§ **WHAT YOU SHOULD DO**
Say the number of lines containing the string "Mehrgewicht", and say nothing else.

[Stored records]
------------------------------------------------------------------------
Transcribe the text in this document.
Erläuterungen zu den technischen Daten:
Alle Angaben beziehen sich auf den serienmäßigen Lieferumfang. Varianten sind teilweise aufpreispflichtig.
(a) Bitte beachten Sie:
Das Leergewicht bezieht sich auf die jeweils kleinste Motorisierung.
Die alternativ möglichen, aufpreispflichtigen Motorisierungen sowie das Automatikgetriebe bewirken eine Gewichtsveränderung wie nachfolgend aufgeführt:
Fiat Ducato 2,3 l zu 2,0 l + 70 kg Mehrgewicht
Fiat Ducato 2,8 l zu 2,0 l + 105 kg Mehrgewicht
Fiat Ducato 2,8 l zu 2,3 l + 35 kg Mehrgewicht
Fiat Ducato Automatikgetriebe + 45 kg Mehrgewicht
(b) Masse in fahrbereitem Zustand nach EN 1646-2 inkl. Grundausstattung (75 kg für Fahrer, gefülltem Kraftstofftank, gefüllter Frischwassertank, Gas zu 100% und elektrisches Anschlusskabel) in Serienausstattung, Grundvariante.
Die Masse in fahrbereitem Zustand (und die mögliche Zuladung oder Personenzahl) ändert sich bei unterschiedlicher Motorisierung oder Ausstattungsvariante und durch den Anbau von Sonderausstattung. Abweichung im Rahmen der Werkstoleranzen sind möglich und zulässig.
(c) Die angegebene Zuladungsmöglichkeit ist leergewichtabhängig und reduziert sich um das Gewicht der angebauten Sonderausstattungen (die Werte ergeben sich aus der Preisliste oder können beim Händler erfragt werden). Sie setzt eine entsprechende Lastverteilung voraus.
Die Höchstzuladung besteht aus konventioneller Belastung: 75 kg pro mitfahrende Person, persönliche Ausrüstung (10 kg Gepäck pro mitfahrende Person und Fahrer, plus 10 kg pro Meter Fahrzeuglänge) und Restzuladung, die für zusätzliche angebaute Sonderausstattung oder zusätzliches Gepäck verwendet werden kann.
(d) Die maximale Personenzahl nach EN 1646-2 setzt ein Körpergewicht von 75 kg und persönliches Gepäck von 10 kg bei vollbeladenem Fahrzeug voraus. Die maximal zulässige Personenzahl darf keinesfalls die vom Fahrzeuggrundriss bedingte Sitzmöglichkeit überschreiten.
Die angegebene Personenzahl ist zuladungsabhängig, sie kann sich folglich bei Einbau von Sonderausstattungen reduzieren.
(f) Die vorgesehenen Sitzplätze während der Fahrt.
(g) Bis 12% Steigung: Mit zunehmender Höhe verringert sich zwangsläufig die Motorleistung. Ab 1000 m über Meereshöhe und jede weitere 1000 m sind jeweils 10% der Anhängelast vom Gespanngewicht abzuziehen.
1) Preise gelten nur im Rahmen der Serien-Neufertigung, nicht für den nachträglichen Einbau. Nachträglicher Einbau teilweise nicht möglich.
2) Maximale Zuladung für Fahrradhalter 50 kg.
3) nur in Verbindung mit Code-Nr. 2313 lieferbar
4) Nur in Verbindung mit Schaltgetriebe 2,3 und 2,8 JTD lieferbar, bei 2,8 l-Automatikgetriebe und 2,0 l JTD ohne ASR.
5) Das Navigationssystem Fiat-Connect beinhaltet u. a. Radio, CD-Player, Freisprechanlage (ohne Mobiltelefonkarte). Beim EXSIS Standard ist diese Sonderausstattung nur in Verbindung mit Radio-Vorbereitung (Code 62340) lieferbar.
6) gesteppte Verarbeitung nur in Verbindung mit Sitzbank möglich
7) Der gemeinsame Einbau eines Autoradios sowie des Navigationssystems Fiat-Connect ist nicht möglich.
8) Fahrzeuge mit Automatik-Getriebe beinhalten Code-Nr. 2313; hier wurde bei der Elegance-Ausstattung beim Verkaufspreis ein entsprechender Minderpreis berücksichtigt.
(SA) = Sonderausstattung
------------------------------------------------------------------------
§ **EXERCISE ANSWER**
4